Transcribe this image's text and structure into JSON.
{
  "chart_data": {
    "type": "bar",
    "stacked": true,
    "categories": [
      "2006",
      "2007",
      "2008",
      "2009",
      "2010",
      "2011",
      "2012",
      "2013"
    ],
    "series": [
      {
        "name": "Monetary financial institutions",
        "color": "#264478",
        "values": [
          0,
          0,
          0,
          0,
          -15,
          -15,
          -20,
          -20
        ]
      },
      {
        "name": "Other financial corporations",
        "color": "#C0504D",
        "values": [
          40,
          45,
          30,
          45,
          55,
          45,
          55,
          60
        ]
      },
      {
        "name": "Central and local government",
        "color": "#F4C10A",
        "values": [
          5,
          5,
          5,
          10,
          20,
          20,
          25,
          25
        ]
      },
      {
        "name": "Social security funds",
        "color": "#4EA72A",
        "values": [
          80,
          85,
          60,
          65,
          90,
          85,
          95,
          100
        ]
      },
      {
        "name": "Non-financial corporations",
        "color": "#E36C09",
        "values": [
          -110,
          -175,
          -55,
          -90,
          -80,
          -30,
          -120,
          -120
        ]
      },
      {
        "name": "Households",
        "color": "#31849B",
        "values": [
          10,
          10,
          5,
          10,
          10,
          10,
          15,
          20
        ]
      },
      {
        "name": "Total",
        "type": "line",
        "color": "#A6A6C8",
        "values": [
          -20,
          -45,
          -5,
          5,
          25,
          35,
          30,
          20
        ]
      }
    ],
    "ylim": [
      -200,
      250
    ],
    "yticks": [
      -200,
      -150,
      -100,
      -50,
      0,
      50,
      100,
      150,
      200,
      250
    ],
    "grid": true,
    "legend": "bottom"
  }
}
______
TASK DETAILS
Gather all lines from the listing above in which "financial" occurs.

SOLUTION FOR THIS EXERCISE
        "name": "Monetary financial institutions",
        "name": "Other financial corporations",
        "name": "Non-financial corporations",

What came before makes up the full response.